- [What is required]: Every line that holds "токи" should be shown.

>> Begin

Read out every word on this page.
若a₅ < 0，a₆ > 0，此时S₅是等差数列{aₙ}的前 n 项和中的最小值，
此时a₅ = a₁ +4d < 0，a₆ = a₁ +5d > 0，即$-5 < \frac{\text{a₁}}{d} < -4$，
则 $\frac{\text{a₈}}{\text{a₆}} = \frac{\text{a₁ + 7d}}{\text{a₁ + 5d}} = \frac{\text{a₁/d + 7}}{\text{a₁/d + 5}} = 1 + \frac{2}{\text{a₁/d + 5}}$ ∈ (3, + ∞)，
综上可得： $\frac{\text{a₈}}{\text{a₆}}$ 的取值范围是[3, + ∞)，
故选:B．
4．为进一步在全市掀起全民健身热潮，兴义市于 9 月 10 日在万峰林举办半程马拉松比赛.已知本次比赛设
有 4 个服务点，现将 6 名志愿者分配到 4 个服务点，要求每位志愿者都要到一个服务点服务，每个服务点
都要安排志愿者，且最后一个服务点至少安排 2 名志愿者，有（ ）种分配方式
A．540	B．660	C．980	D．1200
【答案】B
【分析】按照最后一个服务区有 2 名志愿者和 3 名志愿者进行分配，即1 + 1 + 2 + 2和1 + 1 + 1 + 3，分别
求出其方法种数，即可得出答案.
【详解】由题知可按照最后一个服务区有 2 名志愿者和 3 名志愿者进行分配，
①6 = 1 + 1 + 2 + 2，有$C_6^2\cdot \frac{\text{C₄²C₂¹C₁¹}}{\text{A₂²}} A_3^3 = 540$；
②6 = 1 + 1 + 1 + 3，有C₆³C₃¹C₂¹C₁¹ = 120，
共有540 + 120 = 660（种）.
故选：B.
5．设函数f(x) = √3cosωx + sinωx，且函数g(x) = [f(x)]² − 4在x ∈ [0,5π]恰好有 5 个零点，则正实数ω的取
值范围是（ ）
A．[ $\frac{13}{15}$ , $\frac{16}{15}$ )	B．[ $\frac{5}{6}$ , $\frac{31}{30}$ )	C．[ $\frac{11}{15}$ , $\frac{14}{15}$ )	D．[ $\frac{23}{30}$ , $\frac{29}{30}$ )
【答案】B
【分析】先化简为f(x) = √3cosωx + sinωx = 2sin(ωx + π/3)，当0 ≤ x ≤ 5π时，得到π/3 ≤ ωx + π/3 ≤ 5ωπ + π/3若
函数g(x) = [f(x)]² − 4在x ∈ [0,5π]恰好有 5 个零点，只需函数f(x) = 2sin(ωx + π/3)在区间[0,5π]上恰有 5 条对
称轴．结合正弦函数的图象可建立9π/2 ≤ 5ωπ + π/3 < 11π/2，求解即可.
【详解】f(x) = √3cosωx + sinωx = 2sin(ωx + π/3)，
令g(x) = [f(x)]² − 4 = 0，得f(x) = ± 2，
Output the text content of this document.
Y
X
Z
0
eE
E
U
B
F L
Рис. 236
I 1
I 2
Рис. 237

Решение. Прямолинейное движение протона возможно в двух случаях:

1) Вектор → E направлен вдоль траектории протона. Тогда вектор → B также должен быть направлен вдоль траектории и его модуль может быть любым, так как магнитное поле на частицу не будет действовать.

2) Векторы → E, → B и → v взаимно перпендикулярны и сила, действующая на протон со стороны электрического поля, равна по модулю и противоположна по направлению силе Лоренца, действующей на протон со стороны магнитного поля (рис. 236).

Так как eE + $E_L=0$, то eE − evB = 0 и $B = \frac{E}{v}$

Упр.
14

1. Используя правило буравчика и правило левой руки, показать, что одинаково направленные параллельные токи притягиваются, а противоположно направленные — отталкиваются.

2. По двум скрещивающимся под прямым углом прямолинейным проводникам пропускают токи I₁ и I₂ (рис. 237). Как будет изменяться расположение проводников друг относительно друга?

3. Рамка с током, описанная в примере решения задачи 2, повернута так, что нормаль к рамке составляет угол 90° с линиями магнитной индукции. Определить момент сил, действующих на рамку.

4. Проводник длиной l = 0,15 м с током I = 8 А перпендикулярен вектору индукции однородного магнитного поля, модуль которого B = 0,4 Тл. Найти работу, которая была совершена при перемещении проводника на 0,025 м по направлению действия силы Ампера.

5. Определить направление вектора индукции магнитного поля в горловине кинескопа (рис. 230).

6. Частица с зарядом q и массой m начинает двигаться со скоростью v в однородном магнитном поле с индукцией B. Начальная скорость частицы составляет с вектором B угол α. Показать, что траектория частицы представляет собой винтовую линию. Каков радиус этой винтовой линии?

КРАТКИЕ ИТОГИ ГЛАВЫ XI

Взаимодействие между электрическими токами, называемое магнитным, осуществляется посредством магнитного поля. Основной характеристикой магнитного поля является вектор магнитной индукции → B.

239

>> End

- [The solution]:
1. Используя правило буравчика и правило левой руки, показать, что одинаково направленные параллельные токи притягиваются, а противоположно направленные — отталкиваются.
2. По двум скрещивающимся под прямым углом прямолинейным проводникам пропускают токи I₁ и I₂ (рис. 237). Как будет изменяться расположение проводников друг относительно друга?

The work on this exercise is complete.